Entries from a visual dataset
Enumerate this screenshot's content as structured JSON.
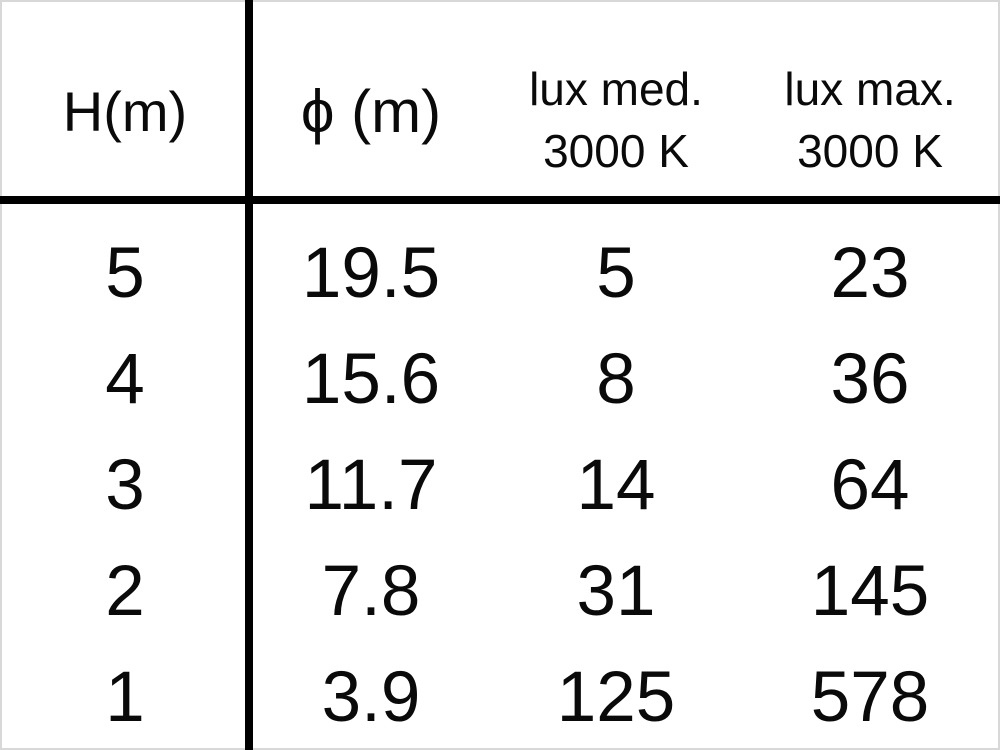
{
  "table": {
    "columns": [
      {
        "label": "H(m)",
        "sublabel": ""
      },
      {
        "label": "ϕ (m)",
        "sublabel": ""
      },
      {
        "label": "lux med.",
        "sublabel": "3000 K"
      },
      {
        "label": "lux max.",
        "sublabel": "3000 K"
      }
    ],
    "rows": [
      [
        "5",
        "19.5",
        "5",
        "23"
      ],
      [
        "4",
        "15.6",
        "8",
        "36"
      ],
      [
        "3",
        "11.7",
        "14",
        "64"
      ],
      [
        "2",
        "7.8",
        "31",
        "145"
      ],
      [
        "1",
        "3.9",
        "125",
        "578"
      ]
    ]
  },
  "colors": {
    "text": "#0a0a0a",
    "rule": "#000000",
    "background": "#ffffff"
  }
}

TO BE DONE - Each entry gets copied exactly; the pictures stay out.

RESULT -
Enumerate this screenshot's content as structured JSON.
{
  "table": {
    "columns": [
      {
        "label": "H(m)",
        "sublabel": ""
      },
      {
        "label": "ϕ (m)",
        "sublabel": ""
      },
      {
        "label": "lux med.",
        "sublabel": "3000 K"
      },
      {
        "label": "lux max.",
        "sublabel": "3000 K"
      }
    ],
    "rows": [
      [
        "5",
        "19.5",
        "5",
        "23"
      ],
      [
        "4",
        "15.6",
        "8",
        "36"
      ],
      [
        "3",
        "11.7",
        "14",
        "64"
      ],
      [
        "2",
        "7.8",
        "31",
        "145"
      ],
      [
        "1",
        "3.9",
        "125",
        "578"
      ]
    ]
  },
  "colors": {
    "text": "#0a0a0a",
    "rule": "#000000",
    "background": "#ffffff"
  }
}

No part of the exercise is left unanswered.